→ **Task requirements**
From the forum thread about the disk that will not boot, list every setup that the original poster says does boot successfully.

→ **Passage**
··········
# System will not boot from hard disk



## balanga (Apr 9, 2019)

I've just installed a new 1TB disk in a Lenovo ThinkCentre M92 and installed FreeBSD 12.0-RELEASE, but the system will not boot from the disk.
The disk does show up in the BIOS boot menu but refuses to boot from it.

The installation went without a hitch.

Any ideas?


----------



## SirDice (Apr 9, 2019)

GPT or MBR? UEFI or CSM?


----------



## balanga (Apr 9, 2019)

SirDice said:


> GPT or MBR? UEFI or CSM?



It's GPT and I have tried both.

It boots OK from a USB stick since that's how I installed FreeBSD.

It will boot FreeBSD from a 320GB MBR partitioned disk, and this 1TB disk will boot from my ThinkPad T420.

On the M92 I get an 


> Error 1962: No operating system found. Repeat boot sequence automatically in 1 second.



If I disable CSM something flashes by very quickly between the msg above being shown. I'll have to try and record it on my phone to see what it actually says.

It will actually boot from the 1TB disk when it is in a USB enclosure....

In the BIOS under Main it mentions License Status as Win8 Pro DPK TPG. 
Could there be some BIOS blacklist?


----------
··········
→ **Data for analysis**

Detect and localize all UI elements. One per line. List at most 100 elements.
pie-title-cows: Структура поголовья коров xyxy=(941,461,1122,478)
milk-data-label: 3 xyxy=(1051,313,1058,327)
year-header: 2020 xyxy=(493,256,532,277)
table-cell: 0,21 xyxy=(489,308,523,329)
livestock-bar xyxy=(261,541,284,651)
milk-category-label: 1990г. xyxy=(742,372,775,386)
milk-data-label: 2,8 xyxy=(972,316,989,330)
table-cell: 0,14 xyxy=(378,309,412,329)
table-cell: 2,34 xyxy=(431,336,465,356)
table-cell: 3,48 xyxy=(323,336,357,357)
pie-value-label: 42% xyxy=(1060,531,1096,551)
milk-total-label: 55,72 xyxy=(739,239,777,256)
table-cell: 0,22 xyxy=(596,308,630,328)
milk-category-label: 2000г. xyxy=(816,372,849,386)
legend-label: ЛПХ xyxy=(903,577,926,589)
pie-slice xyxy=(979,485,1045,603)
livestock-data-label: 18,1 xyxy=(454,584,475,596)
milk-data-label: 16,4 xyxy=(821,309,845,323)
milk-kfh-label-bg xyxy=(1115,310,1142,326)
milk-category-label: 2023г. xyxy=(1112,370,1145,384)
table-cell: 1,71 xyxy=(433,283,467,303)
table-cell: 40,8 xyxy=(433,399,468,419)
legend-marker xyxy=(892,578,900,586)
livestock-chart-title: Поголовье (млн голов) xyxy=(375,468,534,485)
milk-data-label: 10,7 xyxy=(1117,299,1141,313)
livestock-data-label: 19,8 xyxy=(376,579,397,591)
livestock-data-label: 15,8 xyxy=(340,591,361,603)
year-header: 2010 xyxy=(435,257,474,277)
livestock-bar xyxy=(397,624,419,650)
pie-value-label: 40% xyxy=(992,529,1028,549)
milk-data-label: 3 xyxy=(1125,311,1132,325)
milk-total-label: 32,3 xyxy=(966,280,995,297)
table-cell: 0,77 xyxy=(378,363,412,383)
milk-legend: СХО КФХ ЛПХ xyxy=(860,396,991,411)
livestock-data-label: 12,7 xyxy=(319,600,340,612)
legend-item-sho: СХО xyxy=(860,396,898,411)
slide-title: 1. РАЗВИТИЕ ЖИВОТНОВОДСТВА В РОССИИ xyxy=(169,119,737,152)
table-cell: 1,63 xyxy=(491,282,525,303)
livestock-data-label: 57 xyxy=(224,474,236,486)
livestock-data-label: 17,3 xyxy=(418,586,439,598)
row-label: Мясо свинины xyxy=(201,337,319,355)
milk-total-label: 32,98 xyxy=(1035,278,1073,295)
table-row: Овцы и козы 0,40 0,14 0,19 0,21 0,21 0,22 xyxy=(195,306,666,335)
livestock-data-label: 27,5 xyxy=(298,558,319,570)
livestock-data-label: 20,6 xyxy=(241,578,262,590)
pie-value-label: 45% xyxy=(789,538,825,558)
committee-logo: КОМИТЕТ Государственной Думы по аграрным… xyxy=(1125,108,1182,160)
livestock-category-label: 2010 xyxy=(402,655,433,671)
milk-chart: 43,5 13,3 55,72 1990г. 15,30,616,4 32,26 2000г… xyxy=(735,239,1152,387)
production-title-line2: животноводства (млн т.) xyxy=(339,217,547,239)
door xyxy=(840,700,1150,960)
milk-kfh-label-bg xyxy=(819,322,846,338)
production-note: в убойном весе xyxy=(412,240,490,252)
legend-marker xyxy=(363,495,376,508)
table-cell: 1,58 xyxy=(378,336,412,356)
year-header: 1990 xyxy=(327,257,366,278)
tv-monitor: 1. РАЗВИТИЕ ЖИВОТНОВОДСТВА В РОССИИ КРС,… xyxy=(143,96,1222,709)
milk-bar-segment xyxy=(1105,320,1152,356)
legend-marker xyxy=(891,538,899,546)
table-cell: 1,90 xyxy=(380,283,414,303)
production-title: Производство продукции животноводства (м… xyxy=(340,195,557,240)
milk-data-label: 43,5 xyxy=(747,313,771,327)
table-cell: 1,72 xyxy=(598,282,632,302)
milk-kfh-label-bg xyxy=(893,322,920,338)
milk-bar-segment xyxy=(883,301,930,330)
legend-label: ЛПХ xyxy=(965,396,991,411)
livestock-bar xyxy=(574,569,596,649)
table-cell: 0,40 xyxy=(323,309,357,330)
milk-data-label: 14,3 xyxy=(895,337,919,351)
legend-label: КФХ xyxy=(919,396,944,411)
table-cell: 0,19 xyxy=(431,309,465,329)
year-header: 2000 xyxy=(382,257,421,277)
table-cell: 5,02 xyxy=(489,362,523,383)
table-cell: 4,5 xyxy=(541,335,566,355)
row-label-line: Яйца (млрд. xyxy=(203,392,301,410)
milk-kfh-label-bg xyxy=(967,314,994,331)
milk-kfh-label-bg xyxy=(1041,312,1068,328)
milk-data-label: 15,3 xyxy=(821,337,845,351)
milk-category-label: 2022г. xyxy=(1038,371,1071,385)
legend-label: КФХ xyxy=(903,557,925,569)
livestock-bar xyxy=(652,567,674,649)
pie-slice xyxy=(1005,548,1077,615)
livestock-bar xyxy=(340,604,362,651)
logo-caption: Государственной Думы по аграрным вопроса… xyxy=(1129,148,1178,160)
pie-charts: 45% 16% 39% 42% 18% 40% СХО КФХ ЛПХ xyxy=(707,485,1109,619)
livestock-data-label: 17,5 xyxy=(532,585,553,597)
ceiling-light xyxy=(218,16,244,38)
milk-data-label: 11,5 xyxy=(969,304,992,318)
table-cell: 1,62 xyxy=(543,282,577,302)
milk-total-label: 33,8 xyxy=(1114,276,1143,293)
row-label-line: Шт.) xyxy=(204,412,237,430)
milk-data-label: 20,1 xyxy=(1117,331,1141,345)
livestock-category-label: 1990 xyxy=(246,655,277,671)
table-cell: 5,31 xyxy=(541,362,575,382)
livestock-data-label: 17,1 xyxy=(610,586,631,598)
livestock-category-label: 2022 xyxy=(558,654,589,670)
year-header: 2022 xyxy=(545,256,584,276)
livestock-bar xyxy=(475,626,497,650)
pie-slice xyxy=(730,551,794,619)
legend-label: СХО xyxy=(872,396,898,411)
··········
→ **Problem solution**
- The M92 boots from a USB stick (the one used to install FreeBSD).
- The M92 boots FreeBSD from a 320GB MBR-partitioned disk.
- The 1TB disk boots in a ThinkPad T420.
- The 1TB disk boots when it is in a USB enclosure.